_Instructions for the task_: Records follow. Copy every line with "Politics".
##### Entries supplied #####
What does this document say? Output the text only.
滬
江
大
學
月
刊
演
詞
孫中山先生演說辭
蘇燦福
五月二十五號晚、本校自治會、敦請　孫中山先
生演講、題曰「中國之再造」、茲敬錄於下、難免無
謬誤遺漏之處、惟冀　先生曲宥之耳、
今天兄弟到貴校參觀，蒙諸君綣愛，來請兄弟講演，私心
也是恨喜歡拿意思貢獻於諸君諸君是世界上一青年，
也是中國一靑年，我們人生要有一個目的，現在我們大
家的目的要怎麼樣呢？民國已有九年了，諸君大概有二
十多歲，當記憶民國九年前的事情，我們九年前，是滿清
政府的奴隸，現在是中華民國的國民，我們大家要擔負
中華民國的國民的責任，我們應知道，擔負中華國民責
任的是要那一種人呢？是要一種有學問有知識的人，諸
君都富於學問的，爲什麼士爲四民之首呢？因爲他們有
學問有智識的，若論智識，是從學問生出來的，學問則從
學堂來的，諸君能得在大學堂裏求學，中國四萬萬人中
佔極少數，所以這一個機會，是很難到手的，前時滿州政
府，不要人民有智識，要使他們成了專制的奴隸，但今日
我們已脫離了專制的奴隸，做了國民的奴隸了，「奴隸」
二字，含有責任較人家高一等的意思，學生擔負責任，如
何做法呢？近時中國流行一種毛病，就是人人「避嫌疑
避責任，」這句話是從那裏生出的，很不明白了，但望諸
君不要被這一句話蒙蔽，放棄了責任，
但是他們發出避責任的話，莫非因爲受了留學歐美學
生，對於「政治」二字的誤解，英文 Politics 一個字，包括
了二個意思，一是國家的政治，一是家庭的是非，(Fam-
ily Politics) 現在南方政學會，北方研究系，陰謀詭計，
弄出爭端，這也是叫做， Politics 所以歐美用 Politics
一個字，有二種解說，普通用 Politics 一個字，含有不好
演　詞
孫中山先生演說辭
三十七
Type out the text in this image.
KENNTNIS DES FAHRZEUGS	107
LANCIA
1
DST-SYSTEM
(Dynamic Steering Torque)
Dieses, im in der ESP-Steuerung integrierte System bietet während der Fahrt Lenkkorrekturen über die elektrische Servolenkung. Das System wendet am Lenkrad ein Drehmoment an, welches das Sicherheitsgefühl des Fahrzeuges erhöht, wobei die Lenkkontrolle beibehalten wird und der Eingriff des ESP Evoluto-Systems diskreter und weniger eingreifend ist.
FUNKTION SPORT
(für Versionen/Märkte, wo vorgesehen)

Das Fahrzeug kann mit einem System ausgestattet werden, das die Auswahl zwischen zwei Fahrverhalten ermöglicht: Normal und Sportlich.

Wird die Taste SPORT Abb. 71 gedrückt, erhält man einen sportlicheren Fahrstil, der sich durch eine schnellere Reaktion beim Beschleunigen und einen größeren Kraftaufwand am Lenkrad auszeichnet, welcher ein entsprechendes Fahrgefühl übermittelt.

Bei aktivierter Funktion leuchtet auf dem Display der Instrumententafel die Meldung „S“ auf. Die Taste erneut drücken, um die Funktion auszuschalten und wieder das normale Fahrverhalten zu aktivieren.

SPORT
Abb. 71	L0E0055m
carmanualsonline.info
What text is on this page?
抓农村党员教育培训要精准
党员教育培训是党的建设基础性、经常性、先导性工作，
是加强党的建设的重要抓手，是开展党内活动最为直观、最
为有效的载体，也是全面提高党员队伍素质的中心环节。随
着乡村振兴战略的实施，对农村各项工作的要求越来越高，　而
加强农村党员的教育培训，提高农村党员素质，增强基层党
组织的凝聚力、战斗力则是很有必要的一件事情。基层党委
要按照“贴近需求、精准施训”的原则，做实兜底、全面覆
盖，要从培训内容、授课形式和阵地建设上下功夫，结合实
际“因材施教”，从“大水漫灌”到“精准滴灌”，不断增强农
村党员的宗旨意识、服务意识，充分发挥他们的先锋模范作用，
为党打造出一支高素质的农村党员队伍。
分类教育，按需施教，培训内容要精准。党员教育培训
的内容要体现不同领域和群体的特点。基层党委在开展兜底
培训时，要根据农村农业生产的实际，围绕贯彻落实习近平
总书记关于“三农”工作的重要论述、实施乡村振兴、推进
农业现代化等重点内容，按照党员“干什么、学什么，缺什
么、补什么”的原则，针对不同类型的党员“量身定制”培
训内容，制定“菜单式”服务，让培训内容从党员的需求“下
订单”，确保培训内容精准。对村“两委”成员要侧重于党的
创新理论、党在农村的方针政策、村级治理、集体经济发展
#####
_Task solution_:
生，對於「政治」二字的誤解，英文 Politics 一個字，包括
ily Politics) 現在南方政學會，北方研究系，陰謀詭計，
弄出爭端，這也是叫做， Politics 所以歐美用 Politics
一個字，有二種解說，普通用 Politics 一個字，含有不好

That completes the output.